→ **Stored rows**
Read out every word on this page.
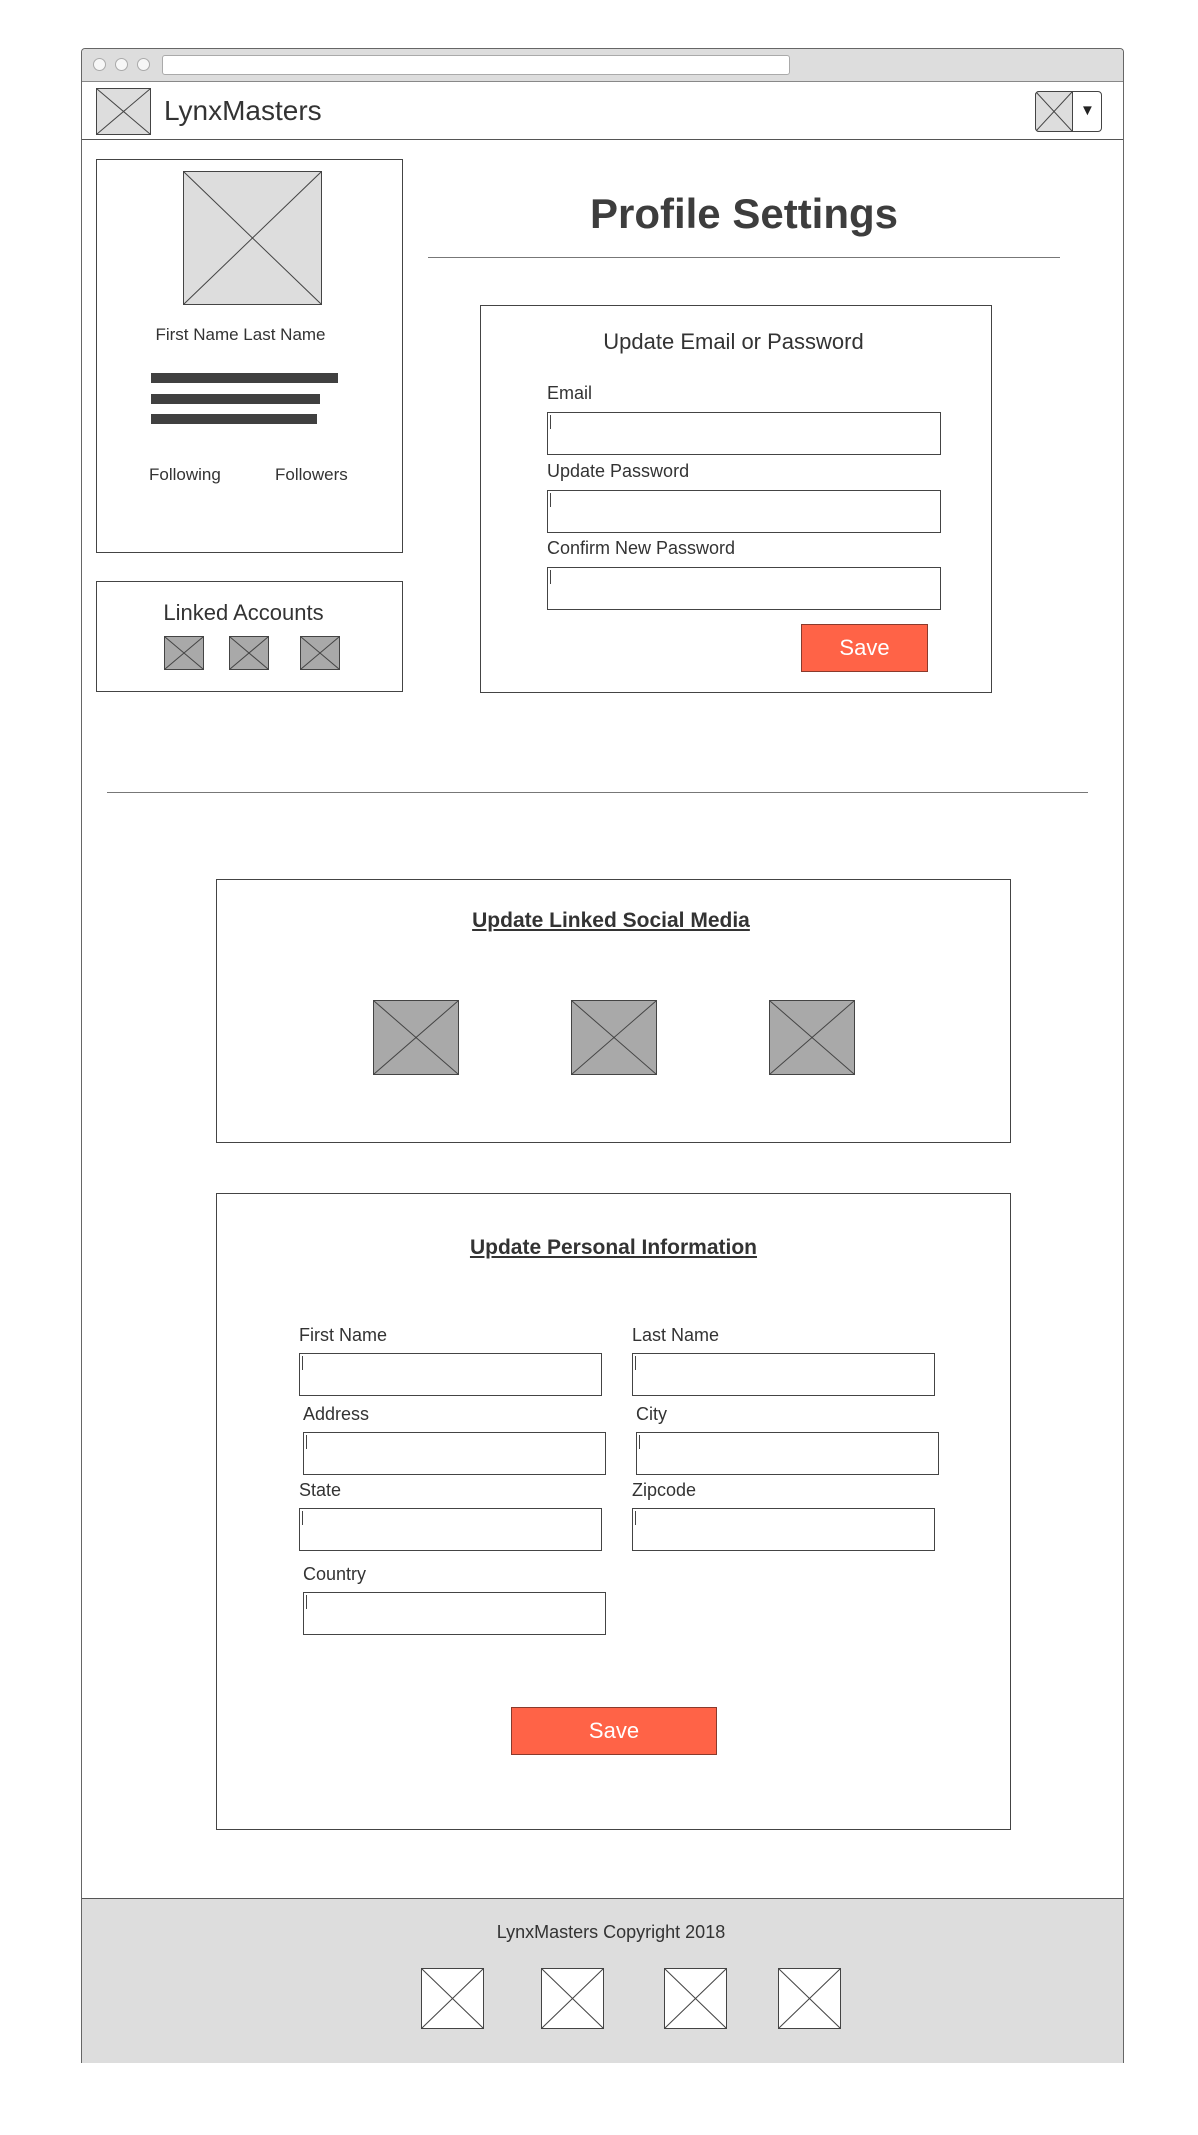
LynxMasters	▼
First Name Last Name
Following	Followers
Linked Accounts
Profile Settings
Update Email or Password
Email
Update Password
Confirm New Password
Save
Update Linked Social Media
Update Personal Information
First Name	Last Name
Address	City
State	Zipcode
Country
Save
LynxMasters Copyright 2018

→ **Given request**
Repeat the listing verbatim. Skip the pictures.

→ **Exercise solution**
Read out every word on this page.
LynxMasters	▼
First Name Last Name
Following	Followers
Linked Accounts
Profile Settings
Update Email or Password
Email
Update Password
Confirm New Password
Save
Update Linked Social Media
Update Personal Information
First Name	Last Name
Address	City
State	Zipcode
Country
Save
LynxMasters Copyright 2018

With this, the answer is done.